* **THE PROBLEM**
Identify each line below that contains the word "color", and copy it out.

* **GIVEN RECORDS**
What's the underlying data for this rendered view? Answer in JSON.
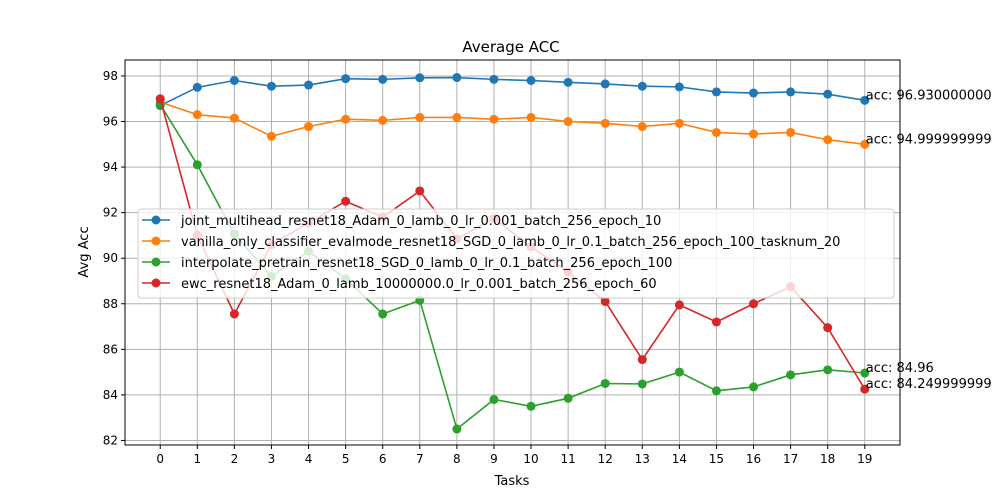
{
  "chart_data": {
    "type": "line",
    "title": "Average ACC",
    "xlabel": "Tasks",
    "ylabel": "Avg Acc",
    "x": [
      0,
      1,
      2,
      3,
      4,
      5,
      6,
      7,
      8,
      9,
      10,
      11,
      12,
      13,
      14,
      15,
      16,
      17,
      18,
      19
    ],
    "xticks": [
      "0",
      "1",
      "2",
      "3",
      "4",
      "5",
      "6",
      "7",
      "8",
      "9",
      "10",
      "11",
      "12",
      "13",
      "14",
      "15",
      "16",
      "17",
      "18",
      "19"
    ],
    "yticks": [
      "82",
      "84",
      "86",
      "88",
      "90",
      "92",
      "94",
      "96",
      "98"
    ],
    "xlim": [
      -0.95,
      19.95
    ],
    "ylim": [
      81.8,
      98.7
    ],
    "grid": true,
    "legend_position": "center-left",
    "series": [
      {
        "name": "joint_multihead_resnet18_Adam_0_lamb_0_lr_0.001_batch_256_epoch_10",
        "color": "#1f77b4",
        "values": [
          96.7,
          97.5,
          97.8,
          97.55,
          97.6,
          97.88,
          97.85,
          97.92,
          97.93,
          97.85,
          97.8,
          97.72,
          97.65,
          97.55,
          97.52,
          97.3,
          97.25,
          97.3,
          97.2,
          96.93
        ],
        "end_label": "acc: 96.930000000"
      },
      {
        "name": "vanilla_only_classifier_evalmode_resnet18_SGD_0_lamb_0_lr_0.1_batch_256_epoch_100_tasknum_20",
        "color": "#ff7f0e",
        "values": [
          96.85,
          96.3,
          96.15,
          95.35,
          95.78,
          96.1,
          96.05,
          96.18,
          96.18,
          96.1,
          96.18,
          96.0,
          95.92,
          95.78,
          95.92,
          95.52,
          95.45,
          95.52,
          95.2,
          95.0
        ],
        "end_label": "acc: 94.999999999"
      },
      {
        "name": "interpolate_pretrain_resnet18_SGD_0_lamb_0_lr_0.1_batch_256_epoch_100",
        "color": "#2ca02c",
        "values": [
          96.75,
          94.1,
          91.05,
          89.2,
          90.3,
          89.1,
          87.55,
          88.15,
          82.5,
          83.8,
          83.5,
          83.85,
          84.5,
          84.48,
          85.0,
          84.18,
          84.35,
          84.88,
          85.1,
          84.96
        ],
        "end_label": "acc: 84.96"
      },
      {
        "name": "ewc_resnet18_Adam_0_lamb_10000000.0_lr_0.001_batch_256_epoch_60",
        "color": "#d62728",
        "values": [
          97.0,
          91.0,
          87.55,
          90.6,
          91.55,
          92.5,
          91.8,
          92.95,
          90.85,
          91.75,
          90.5,
          89.4,
          88.1,
          85.55,
          87.95,
          87.2,
          88.0,
          88.75,
          86.95,
          84.25
        ],
        "end_label": "acc: 84.249999999"
      }
    ]
  }
}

* **FINAL RESULT**
        "color": "#1f77b4",
        "color": "#ff7f0e",
        "color": "#2ca02c",
        "color": "#d62728",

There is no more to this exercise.